## SOAL
Tuliskan ulang secara persis bagian kutipan teks di bawah, mulai dari "Mary memaparkan penggalan" hingga "pada Selasa (19/4).".

CNN - Seorang wanita transgender mengungkapkan kisah memilukan bahwa dirinya diperkosa dan dilecehkan lebih dari 2.000 kali di sebuah penjara pria di Brisbane, Australia. Wanita dengan nama samaran Mary ini menyebut penderitaannya sebagai "neraka di bumi."
Mary memaparkan penggalan kisah hidupnya yang kelam ketika dia dibui selama empat tahun karena mencuri sebuah mobil.
Mary menjelaskan tindakan pelecehan dia terima sejak memasuki penjara Boggo Road Gaol, salah satu penjara yang terkenal paling kejam di Australia. Pengalamannya di bui sangat mengerikan sampai dia menyatakan "lebih baik mati ketimbang masuk penjara lagi."
"Pada dasarnya Anda dilindungi dengan imbalan seks," kata Mary, dikutip dari The Independent pada Selasa (19/4).
"Mereka akan mencoba memanipulasi Anda atau mengancam Anda untuk melakukan kontak seksual, dan sekali Anda menjalani ancaman mereka, maka Anda menjadi sasaran empuk karena orang lain juga ingin melakukan kontak seksual dengan Anda. Ini seperti pemerkosaan ketimbang hubungan seksual biasa," katanya.
"Ini membuat Anda merasa sakit tetapi Anda tidak memiliki cara untuk membela diri," ujar Mary.
Mary mengaku sempat berpindah penjara beberapa kali, namun menurutnya penjara Boggo Road Gaol merupakan penjara yang paling kejam, di mana dia paling banyak menerima pelecehan seksual.

## DATA TERSEDIA
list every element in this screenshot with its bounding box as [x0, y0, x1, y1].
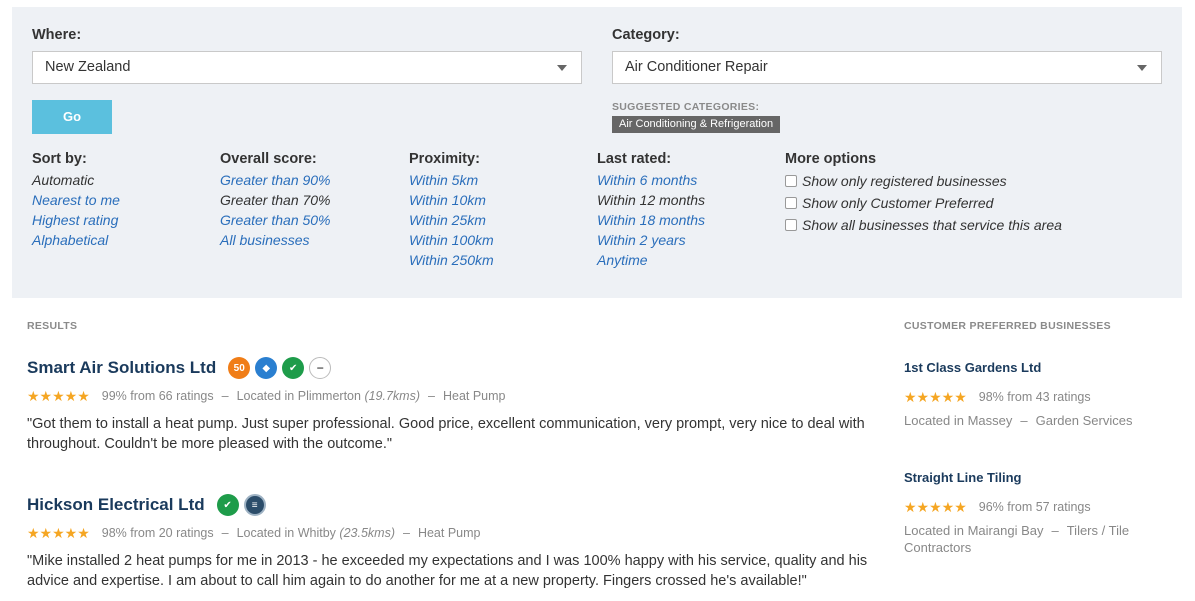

## JAWABAN LATIHAN
Mary memaparkan penggalan kisah hidupnya yang kelam ketika dia dibui selama empat tahun karena mencuri sebuah mobil.
Mary menjelaskan tindakan pelecehan dia terima sejak memasuki penjara Boggo Road Gaol, salah satu penjara yang terkenal paling kejam di Australia. Pengalamannya di bui sangat mengerikan sampai dia menyatakan "lebih baik mati ketimbang masuk penjara lagi."
"Pada dasarnya Anda dilindungi dengan imbalan seks," kata Mary, dikutip dari The Independent pada Selasa (19/4).